» **Given problem**: Output the data below in full, byte for byte. Nothing may differ.

** START OF Data records **

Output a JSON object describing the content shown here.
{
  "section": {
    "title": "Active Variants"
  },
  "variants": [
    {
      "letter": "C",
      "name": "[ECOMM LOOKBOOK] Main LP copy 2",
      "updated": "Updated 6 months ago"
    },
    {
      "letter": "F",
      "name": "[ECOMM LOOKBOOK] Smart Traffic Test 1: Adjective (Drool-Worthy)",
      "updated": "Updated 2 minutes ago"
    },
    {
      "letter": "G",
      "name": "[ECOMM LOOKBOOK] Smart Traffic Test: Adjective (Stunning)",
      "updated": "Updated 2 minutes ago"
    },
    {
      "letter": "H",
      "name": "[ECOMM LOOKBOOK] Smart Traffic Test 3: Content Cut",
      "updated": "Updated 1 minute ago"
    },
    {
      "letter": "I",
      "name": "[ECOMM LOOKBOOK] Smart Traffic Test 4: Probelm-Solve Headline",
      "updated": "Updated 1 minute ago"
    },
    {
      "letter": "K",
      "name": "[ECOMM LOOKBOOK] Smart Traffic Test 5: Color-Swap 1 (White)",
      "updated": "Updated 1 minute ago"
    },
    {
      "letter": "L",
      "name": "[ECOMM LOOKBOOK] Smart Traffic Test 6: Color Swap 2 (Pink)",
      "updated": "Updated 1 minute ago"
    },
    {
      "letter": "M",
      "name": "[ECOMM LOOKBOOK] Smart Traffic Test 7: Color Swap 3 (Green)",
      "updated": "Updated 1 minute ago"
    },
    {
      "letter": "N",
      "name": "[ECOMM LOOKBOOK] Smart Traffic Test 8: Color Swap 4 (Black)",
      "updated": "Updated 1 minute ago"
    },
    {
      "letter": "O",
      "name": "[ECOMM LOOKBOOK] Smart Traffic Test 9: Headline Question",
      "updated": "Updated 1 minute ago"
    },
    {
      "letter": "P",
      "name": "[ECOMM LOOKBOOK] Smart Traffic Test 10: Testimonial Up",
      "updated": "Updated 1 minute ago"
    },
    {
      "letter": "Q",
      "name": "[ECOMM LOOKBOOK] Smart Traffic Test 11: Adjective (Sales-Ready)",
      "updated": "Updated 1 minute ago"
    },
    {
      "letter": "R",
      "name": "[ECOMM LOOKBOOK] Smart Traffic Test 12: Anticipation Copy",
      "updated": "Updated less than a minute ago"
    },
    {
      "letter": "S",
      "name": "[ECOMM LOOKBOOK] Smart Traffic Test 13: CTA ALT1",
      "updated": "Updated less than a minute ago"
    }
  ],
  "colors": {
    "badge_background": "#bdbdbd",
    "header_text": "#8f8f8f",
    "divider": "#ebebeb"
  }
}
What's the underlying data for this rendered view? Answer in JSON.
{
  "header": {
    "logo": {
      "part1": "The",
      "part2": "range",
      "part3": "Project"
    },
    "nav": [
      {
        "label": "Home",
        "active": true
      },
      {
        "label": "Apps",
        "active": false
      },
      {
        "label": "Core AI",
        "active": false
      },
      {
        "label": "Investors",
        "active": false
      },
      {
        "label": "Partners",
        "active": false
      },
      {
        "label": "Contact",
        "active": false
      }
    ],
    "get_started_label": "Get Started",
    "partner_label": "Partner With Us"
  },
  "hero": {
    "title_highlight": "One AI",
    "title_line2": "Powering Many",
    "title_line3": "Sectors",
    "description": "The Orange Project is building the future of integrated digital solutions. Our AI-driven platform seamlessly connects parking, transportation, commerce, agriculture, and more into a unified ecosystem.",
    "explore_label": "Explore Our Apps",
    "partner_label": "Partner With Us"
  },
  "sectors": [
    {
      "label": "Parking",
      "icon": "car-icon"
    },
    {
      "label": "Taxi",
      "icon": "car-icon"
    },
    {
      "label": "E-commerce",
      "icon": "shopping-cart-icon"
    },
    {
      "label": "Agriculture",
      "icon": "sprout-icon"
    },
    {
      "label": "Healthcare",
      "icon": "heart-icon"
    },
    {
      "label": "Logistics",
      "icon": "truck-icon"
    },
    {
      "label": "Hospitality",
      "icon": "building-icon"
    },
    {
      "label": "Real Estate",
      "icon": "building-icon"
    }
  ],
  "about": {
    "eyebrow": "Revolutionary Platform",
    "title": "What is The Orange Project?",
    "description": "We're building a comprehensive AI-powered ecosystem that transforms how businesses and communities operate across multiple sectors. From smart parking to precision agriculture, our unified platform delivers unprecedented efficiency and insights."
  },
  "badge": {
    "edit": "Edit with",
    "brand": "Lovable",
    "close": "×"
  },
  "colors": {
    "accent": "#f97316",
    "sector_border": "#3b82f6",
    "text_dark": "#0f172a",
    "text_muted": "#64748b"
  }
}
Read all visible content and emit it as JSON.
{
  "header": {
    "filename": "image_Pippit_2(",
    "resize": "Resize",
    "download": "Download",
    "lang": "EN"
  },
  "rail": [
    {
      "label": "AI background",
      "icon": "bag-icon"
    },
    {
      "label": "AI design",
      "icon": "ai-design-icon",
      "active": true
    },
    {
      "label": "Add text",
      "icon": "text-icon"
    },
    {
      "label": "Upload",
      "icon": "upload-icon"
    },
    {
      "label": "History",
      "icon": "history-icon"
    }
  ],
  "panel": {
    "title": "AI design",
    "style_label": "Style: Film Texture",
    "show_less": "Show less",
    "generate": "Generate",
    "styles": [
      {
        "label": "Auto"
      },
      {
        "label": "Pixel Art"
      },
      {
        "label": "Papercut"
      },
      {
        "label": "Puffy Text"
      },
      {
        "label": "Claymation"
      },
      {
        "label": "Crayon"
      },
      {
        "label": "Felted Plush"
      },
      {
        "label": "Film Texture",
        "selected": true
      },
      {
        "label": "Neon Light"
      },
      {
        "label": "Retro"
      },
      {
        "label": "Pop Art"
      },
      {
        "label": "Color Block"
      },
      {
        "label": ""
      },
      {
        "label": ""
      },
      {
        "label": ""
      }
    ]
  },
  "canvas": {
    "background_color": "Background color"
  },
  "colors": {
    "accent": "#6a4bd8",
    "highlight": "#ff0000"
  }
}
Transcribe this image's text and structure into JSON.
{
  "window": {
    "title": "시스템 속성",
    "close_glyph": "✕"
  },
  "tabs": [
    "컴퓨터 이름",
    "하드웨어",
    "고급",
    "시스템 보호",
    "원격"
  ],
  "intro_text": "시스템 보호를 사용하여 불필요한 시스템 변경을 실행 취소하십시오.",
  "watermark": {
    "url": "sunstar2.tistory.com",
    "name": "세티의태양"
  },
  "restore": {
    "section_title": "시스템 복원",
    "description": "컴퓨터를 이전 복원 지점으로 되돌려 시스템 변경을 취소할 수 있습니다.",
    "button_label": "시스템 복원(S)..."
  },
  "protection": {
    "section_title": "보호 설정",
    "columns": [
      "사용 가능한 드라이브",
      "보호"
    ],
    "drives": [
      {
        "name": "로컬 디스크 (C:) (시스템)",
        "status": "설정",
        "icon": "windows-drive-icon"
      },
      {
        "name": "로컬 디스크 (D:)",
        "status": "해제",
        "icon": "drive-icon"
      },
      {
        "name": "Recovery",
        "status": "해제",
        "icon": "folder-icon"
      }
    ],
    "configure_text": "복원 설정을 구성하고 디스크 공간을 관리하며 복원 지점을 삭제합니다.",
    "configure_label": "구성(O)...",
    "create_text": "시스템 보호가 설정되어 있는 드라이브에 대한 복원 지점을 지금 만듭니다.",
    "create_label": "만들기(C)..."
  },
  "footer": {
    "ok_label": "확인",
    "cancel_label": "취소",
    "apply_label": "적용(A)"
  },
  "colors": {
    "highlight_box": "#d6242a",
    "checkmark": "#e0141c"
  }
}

** END OF Data records **

» **Response below**:
Output a JSON object describing the content shown here.
{
  "section": {
    "title": "Active Variants"
  },
  "variants": [
    {
      "letter": "C",
      "name": "[ECOMM LOOKBOOK] Main LP copy 2",
      "updated": "Updated 6 months ago"
    },
    {
      "letter": "F",
      "name": "[ECOMM LOOKBOOK] Smart Traffic Test 1: Adjective (Drool-Worthy)",
      "updated": "Updated 2 minutes ago"
    },
    {
      "letter": "G",
      "name": "[ECOMM LOOKBOOK] Smart Traffic Test: Adjective (Stunning)",
      "updated": "Updated 2 minutes ago"
    },
    {
      "letter": "H",
      "name": "[ECOMM LOOKBOOK] Smart Traffic Test 3: Content Cut",
      "updated": "Updated 1 minute ago"
    },
    {
      "letter": "I",
      "name": "[ECOMM LOOKBOOK] Smart Traffic Test 4: Probelm-Solve Headline",
      "updated": "Updated 1 minute ago"
    },
    {
      "letter": "K",
      "name": "[ECOMM LOOKBOOK] Smart Traffic Test 5: Color-Swap 1 (White)",
      "updated": "Updated 1 minute ago"
    },
    {
      "letter": "L",
      "name": "[ECOMM LOOKBOOK] Smart Traffic Test 6: Color Swap 2 (Pink)",
      "updated": "Updated 1 minute ago"
    },
    {
      "letter": "M",
      "name": "[ECOMM LOOKBOOK] Smart Traffic Test 7: Color Swap 3 (Green)",
      "updated": "Updated 1 minute ago"
    },
    {
      "letter": "N",
      "name": "[ECOMM LOOKBOOK] Smart Traffic Test 8: Color Swap 4 (Black)",
      "updated": "Updated 1 minute ago"
    },
    {
      "letter": "O",
      "name": "[ECOMM LOOKBOOK] Smart Traffic Test 9: Headline Question",
      "updated": "Updated 1 minute ago"
    },
    {
      "letter": "P",
      "name": "[ECOMM LOOKBOOK] Smart Traffic Test 10: Testimonial Up",
      "updated": "Updated 1 minute ago"
    },
    {
      "letter": "Q",
      "name": "[ECOMM LOOKBOOK] Smart Traffic Test 11: Adjective (Sales-Ready)",
      "updated": "Updated 1 minute ago"
    },
    {
      "letter": "R",
      "name": "[ECOMM LOOKBOOK] Smart Traffic Test 12: Anticipation Copy",
      "updated": "Updated less than a minute ago"
    },
    {
      "letter": "S",
      "name": "[ECOMM LOOKBOOK] Smart Traffic Test 13: CTA ALT1",
      "updated": "Updated less than a minute ago"
    }
  ],
  "colors": {
    "badge_background": "#bdbdbd",
    "header_text": "#8f8f8f",
    "divider": "#ebebeb"
  }
}
What's the underlying data for this rendered view? Answer in JSON.
{
  "header": {
    "logo": {
      "part1": "The",
      "part2": "range",
      "part3": "Project"
    },
    "nav": [
      {
        "label": "Home",
        "active": true
      },
      {
        "label": "Apps",
        "active": false
      },
      {
        "label": "Core AI",
        "active": false
      },
      {
        "label": "Investors",
        "active": false
      },
      {
        "label": "Partners",
        "active": false
      },
      {
        "label": "Contact",
        "active": false
      }
    ],
    "get_started_label": "Get Started",
    "partner_label": "Partner With Us"
  },
  "hero": {
    "title_highlight": "One AI",
    "title_line2": "Powering Many",
    "title_line3": "Sectors",
    "description": "The Orange Project is building the future of integrated digital solutions. Our AI-driven platform seamlessly connects parking, transportation, commerce, agriculture, and more into a unified ecosystem.",
    "explore_label": "Explore Our Apps",
    "partner_label": "Partner With Us"
  },
  "sectors": [
    {
      "label": "Parking",
      "icon": "car-icon"
    },
    {
      "label": "Taxi",
      "icon": "car-icon"
    },
    {
      "label": "E-commerce",
      "icon": "shopping-cart-icon"
    },
    {
      "label": "Agriculture",
      "icon": "sprout-icon"
    },
    {
      "label": "Healthcare",
      "icon": "heart-icon"
    },
    {
      "label": "Logistics",
      "icon": "truck-icon"
    },
    {
      "label": "Hospitality",
      "icon": "building-icon"
    },
    {
      "label": "Real Estate",
      "icon": "building-icon"
    }
  ],
  "about": {
    "eyebrow": "Revolutionary Platform",
    "title": "What is The Orange Project?",
    "description": "We're building a comprehensive AI-powered ecosystem that transforms how businesses and communities operate across multiple sectors. From smart parking to precision agriculture, our unified platform delivers unprecedented efficiency and insights."
  },
  "badge": {
    "edit": "Edit with",
    "brand": "Lovable",
    "close": "×"
  },
  "colors": {
    "accent": "#f97316",
    "sector_border": "#3b82f6",
    "text_dark": "#0f172a",
    "text_muted": "#64748b"
  }
}
Read all visible content and emit it as JSON.
{
  "header": {
    "filename": "image_Pippit_2(",
    "resize": "Resize",
    "download": "Download",
    "lang": "EN"
  },
  "rail": [
    {
      "label": "AI background",
      "icon": "bag-icon"
    },
    {
      "label": "AI design",
      "icon": "ai-design-icon",
      "active": true
    },
    {
      "label": "Add text",
      "icon": "text-icon"
    },
    {
      "label": "Upload",
      "icon": "upload-icon"
    },
    {
      "label": "History",
      "icon": "history-icon"
    }
  ],
  "panel": {
    "title": "AI design",
    "style_label": "Style: Film Texture",
    "show_less": "Show less",
    "generate": "Generate",
    "styles": [
      {
        "label": "Auto"
      },
      {
        "label": "Pixel Art"
      },
      {
        "label": "Papercut"
      },
      {
        "label": "Puffy Text"
      },
      {
        "label": "Claymation"
      },
      {
        "label": "Crayon"
      },
      {
        "label": "Felted Plush"
      },
      {
        "label": "Film Texture",
        "selected": true
      },
      {
        "label": "Neon Light"
      },
      {
        "label": "Retro"
      },
      {
        "label": "Pop Art"
      },
      {
        "label": "Color Block"
      },
      {
        "label": ""
      },
      {
        "label": ""
      },
      {
        "label": ""
      }
    ]
  },
  "canvas": {
    "background_color": "Background color"
  },
  "colors": {
    "accent": "#6a4bd8",
    "highlight": "#ff0000"
  }
}
Transcribe this image's text and structure into JSON.
{
  "window": {
    "title": "시스템 속성",
    "close_glyph": "✕"
  },
  "tabs": [
    "컴퓨터 이름",
    "하드웨어",
    "고급",
    "시스템 보호",
    "원격"
  ],
  "intro_text": "시스템 보호를 사용하여 불필요한 시스템 변경을 실행 취소하십시오.",
  "watermark": {
    "url": "sunstar2.tistory.com",
    "name": "세티의태양"
  },
  "restore": {
    "section_title": "시스템 복원",
    "description": "컴퓨터를 이전 복원 지점으로 되돌려 시스템 변경을 취소할 수 있습니다.",
    "button_label": "시스템 복원(S)..."
  },
  "protection": {
    "section_title": "보호 설정",
    "columns": [
      "사용 가능한 드라이브",
      "보호"
    ],
    "drives": [
      {
        "name": "로컬 디스크 (C:) (시스템)",
        "status": "설정",
        "icon": "windows-drive-icon"
      },
      {
        "name": "로컬 디스크 (D:)",
        "status": "해제",
        "icon": "drive-icon"
      },
      {
        "name": "Recovery",
        "status": "해제",
        "icon": "folder-icon"
      }
    ],
    "configure_text": "복원 설정을 구성하고 디스크 공간을 관리하며 복원 지점을 삭제합니다.",
    "configure_label": "구성(O)...",
    "create_text": "시스템 보호가 설정되어 있는 드라이브에 대한 복원 지점을 지금 만듭니다.",
    "create_label": "만들기(C)..."
  },
  "footer": {
    "ok_label": "확인",
    "cancel_label": "취소",
    "apply_label": "적용(A)"
  },
  "colors": {
    "highlight_box": "#d6242a",
    "checkmark": "#e0141c"
  }
}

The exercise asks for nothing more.